[SET TASK]
From the entries below, copy out every line with "selected" in it.

(Dataset records)
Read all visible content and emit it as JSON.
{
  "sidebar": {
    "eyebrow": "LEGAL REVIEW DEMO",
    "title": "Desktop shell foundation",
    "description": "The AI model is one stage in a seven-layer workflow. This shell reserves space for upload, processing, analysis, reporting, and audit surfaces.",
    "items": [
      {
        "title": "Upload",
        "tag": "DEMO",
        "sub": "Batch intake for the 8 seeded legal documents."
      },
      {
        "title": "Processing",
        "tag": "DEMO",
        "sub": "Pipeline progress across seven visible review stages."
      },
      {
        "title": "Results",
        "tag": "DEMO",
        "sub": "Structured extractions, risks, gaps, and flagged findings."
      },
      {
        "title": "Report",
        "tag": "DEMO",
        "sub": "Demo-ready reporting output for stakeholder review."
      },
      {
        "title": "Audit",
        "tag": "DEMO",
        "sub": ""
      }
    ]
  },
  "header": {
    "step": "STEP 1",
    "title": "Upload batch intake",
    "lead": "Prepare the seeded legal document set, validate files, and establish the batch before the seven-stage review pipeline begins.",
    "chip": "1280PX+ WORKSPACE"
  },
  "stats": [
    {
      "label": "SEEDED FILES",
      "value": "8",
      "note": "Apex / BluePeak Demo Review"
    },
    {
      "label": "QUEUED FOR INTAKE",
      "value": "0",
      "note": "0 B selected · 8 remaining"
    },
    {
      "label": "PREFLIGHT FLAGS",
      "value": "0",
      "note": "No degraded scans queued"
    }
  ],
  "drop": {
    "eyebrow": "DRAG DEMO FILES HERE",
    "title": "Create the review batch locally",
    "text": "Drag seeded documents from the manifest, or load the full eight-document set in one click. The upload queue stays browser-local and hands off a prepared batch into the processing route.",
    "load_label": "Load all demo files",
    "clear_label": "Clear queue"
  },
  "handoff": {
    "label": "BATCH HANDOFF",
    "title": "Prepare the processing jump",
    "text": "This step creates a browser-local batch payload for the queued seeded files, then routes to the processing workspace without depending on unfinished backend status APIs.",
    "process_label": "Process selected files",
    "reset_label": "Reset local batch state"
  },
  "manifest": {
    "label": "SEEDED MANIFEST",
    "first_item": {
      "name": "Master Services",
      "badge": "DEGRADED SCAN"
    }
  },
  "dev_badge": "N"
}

[ANSWER TO THIS EXERCISE]
      "note": "0 B selected · 8 remaining"
    "process_label": "Process selected files",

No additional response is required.